'''
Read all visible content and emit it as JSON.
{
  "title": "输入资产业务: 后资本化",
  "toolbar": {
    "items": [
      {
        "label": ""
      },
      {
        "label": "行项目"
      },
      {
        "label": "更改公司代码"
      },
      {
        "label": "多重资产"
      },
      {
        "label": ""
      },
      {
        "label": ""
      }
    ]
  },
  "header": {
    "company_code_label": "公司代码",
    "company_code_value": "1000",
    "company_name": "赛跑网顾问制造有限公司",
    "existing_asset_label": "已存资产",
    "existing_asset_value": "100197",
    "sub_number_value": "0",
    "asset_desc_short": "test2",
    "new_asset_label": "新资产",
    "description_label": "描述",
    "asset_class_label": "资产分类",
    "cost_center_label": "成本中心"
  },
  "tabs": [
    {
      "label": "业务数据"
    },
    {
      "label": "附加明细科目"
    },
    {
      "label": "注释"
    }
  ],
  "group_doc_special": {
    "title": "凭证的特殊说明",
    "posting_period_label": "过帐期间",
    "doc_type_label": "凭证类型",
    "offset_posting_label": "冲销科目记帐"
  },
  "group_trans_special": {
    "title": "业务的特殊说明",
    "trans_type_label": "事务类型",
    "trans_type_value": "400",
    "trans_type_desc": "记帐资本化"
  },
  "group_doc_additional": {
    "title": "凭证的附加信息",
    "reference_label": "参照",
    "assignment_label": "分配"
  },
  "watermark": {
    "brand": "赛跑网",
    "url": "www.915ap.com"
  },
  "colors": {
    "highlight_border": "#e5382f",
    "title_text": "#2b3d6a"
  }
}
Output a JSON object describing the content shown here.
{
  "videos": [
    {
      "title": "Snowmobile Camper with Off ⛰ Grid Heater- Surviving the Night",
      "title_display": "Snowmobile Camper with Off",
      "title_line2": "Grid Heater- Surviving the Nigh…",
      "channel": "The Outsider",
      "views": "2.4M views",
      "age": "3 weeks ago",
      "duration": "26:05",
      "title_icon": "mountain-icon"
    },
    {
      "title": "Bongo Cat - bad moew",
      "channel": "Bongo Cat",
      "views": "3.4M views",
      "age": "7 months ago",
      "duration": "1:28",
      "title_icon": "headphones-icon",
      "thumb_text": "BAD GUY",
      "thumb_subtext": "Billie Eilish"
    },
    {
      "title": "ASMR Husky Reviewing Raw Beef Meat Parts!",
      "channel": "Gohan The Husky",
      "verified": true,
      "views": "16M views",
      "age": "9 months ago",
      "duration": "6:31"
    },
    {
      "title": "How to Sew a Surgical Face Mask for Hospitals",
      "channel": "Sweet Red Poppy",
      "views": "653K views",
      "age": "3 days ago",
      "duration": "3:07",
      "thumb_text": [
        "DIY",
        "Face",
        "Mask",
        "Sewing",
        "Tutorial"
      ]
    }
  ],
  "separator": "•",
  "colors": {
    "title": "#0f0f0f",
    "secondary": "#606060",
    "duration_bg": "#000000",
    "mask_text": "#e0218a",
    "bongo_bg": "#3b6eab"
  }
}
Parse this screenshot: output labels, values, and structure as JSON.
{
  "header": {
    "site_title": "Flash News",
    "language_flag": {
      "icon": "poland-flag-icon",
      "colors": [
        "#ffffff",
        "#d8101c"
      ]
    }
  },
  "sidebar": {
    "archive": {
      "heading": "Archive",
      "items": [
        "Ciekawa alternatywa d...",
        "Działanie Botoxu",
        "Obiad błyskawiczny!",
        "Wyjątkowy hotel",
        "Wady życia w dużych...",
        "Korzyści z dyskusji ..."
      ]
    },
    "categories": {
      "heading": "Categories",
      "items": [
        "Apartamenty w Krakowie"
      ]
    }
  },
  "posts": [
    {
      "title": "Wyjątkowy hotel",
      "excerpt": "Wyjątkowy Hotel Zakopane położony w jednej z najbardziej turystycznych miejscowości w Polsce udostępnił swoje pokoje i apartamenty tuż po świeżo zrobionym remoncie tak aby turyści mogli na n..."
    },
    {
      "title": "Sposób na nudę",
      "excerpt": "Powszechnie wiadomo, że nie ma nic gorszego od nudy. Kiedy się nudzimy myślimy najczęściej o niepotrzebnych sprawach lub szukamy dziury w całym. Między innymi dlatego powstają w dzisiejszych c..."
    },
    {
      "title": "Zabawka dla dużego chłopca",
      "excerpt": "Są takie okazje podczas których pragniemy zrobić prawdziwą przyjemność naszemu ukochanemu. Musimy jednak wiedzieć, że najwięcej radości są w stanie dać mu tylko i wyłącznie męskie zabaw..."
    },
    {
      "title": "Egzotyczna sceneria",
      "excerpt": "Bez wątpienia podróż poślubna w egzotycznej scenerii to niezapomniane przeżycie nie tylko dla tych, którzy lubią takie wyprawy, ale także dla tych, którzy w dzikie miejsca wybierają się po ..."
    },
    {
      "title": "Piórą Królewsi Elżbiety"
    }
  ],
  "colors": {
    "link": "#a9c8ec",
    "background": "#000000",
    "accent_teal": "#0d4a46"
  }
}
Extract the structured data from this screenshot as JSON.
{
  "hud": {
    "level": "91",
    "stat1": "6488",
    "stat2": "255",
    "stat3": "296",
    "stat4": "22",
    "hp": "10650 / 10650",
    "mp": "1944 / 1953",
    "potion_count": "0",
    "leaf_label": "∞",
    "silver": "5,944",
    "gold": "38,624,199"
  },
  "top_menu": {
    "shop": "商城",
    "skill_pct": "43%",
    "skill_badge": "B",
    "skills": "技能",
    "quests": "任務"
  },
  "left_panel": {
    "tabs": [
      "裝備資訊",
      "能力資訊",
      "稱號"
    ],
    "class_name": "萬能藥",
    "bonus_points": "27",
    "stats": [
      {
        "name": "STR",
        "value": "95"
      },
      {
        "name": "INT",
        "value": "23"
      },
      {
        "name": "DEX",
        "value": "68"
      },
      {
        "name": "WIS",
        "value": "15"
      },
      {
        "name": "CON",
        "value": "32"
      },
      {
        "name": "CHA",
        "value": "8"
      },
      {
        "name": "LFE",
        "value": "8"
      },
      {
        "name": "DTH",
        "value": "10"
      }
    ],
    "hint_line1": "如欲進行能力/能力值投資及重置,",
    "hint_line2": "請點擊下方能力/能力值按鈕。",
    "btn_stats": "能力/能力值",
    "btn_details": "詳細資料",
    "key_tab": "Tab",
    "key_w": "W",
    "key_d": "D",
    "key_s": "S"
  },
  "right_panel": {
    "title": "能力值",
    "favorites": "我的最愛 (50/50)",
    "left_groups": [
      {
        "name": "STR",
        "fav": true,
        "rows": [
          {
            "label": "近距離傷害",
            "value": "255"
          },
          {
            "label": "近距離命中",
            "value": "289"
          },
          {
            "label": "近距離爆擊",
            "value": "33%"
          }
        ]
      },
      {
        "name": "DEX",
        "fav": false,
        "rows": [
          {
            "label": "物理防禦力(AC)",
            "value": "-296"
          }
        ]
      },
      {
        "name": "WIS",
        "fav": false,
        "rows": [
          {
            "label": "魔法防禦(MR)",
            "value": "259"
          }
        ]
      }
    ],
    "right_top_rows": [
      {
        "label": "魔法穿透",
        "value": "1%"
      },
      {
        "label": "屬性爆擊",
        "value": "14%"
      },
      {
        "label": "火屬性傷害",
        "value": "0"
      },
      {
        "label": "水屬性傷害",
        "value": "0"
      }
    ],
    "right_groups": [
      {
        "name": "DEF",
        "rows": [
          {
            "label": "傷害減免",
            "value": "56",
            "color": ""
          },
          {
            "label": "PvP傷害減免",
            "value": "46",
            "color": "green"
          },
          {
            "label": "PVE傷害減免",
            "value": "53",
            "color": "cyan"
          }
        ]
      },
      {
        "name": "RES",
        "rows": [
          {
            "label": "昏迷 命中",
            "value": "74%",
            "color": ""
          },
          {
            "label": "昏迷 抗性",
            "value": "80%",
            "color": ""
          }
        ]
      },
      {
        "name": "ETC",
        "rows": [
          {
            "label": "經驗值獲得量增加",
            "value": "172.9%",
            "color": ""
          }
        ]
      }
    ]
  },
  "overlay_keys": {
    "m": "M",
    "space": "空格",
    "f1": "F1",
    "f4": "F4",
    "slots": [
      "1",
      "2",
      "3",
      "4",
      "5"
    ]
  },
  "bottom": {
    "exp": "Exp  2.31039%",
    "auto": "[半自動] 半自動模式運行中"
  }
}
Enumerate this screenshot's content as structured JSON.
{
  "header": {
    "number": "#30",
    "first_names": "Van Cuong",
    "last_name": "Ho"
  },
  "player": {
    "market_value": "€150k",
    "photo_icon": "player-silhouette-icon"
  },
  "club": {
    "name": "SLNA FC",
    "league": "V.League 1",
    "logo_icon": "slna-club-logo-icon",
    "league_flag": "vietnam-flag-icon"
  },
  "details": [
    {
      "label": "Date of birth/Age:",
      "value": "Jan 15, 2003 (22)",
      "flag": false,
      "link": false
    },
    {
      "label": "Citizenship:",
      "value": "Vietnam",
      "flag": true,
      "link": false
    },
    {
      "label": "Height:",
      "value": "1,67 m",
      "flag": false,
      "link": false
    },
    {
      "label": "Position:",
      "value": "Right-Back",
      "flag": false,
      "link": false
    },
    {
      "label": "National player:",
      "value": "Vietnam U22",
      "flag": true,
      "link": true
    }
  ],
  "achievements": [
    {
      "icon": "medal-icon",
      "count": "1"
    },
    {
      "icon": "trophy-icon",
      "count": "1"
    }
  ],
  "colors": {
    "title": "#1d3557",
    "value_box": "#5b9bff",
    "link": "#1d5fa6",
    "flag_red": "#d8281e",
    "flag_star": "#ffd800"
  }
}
'''
Determine how many lines in the listing above hold the word "Face", answering with the number only.

RESULT OF THIS EXERCISE: 2